--- Start of MATERIAL FOR THE TASK ---

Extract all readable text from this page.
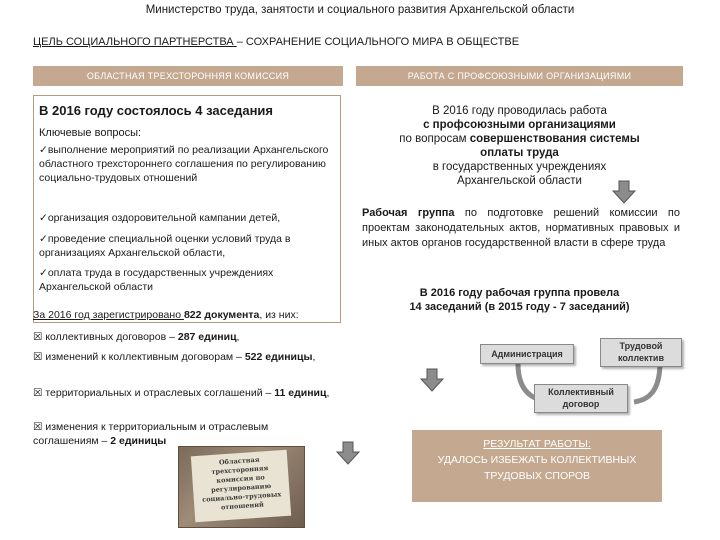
Министерство труда, занятости и социального развития Архангельской области
ЦЕЛЬ СОЦИАЛЬНОГО ПАРТНЕРСТВА – СОХРАНЕНИЕ СОЦИАЛЬНОГО МИРА В ОБЩЕСТВЕ
ОБЛАСТНАЯ ТРЕХСТОРОННЯЯ КОМИССИЯ	РАБОТА С ПРОФСОЮЗНЫМИ ОРГАНИЗАЦИЯМИ
В 2016 году состоялось 4 заседания
Ключевые вопросы:
✓выполнение мероприятий по реализации Архангельского областного трехстороннего соглашения по регулированию социально-трудовых отношений
✓организация оздоровительной кампании детей,
✓проведение специальной оценки условий труда в организациях Архангельской области,
✓оплата труда в государственных учреждениях Архангельской области
За 2016 год зарегистрировано 822 документа, из них:
☒ коллективных договоров – 287 единиц,
☒ изменений к коллективным договорам – 522 единицы,
☒ территориальных и отраслевых соглашений – 11 единиц,
☒ изменения к территориальным и отраслевым соглашениям – 2 единицы
Областная трехсторонняя комиссия по регулированию социально-трудовых отношений
В 2016 году проводилась работа
с профсоюзными организациями
по вопросам совершенствования системы
оплаты труда
в государственных учреждениях
Архангельской области
Рабочая группа по подготовке решений комиссии по проектам законодательных актов, нормативных правовых и иных актов органов государственной власти в сфере труда
В 2016 году рабочая группа провела
14 заседаний (в 2015 году - 7 заседаний)
Администрация
Трудовой
коллектив
Коллективный
договор
РЕЗУЛЬТАТ РАБОТЫ:
УДАЛОСЬ ИЗБЕЖАТЬ КОЛЛЕКТИВНЫХ
ТРУДОВЫХ СПОРОВ
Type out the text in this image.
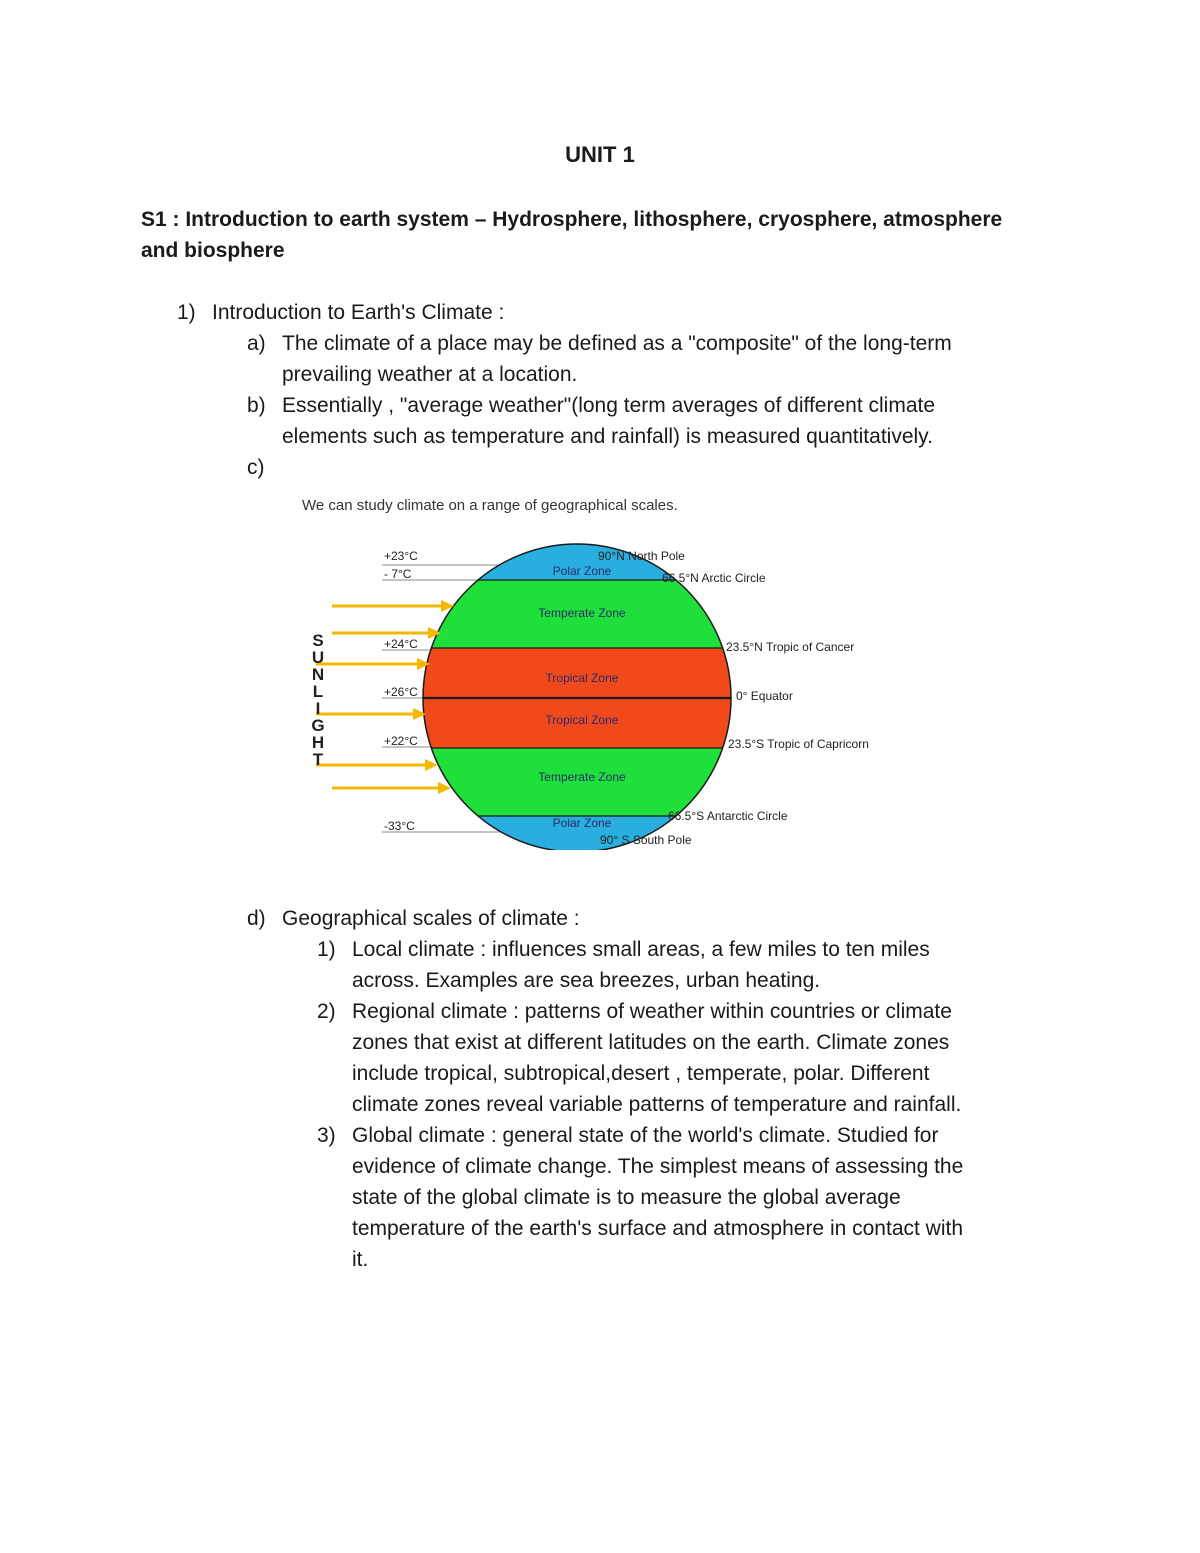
UNIT 1
S1 : Introduction to earth system – Hydrosphere, lithosphere, cryosphere, atmosphere and biosphere
1) Introduction to Earth's Climate :
a) The climate of a place may be defined as a "composite" of the long-term
prevailing weather at a location.
b) Essentially , "average weather"(long term averages of different climate
elements such as temperature and rainfall) is measured quantitatively.
c)
We can study climate on a range of geographical scales.
Polar Zone
Temperate Zone
Tropical Zone
Tropical Zone
Temperate Zone
Polar Zone
+23°C
- 7°C
+24°C
+26°C
+22°C
-33°C
90°N North Pole
66.5°N Arctic Circle
23.5°N Tropic of Cancer
0° Equator
23.5°S Tropic of Capricorn
66.5°S Antarctic Circle
90° S South Pole
S
U
N
L
I
G
H
T
d) Geographical scales of climate :
1) Local climate : influences small areas, a few miles to ten miles
across. Examples are sea breezes, urban heating.
2) Regional climate : patterns of weather within countries or climate
zones that exist at different latitudes on the earth. Climate zones
include tropical, subtropical,desert , temperate, polar. Different
climate zones reveal variable patterns of temperature and rainfall.
3) Global climate : general state of the world's climate. Studied for
evidence of climate change. The simplest means of assessing the
state of the global climate is to measure the global average
temperature of the earth's surface and atmosphere in contact with
it.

--- End of MATERIAL FOR THE TASK ---

• **OBJECTIVE**:
Which lines contain "weather"? Copy each of them out.

• **FINAL ANSWER**:
prevailing weather at a location.
b) Essentially , "average weather"(long term averages of different climate
2) Regional climate : patterns of weather within countries or climate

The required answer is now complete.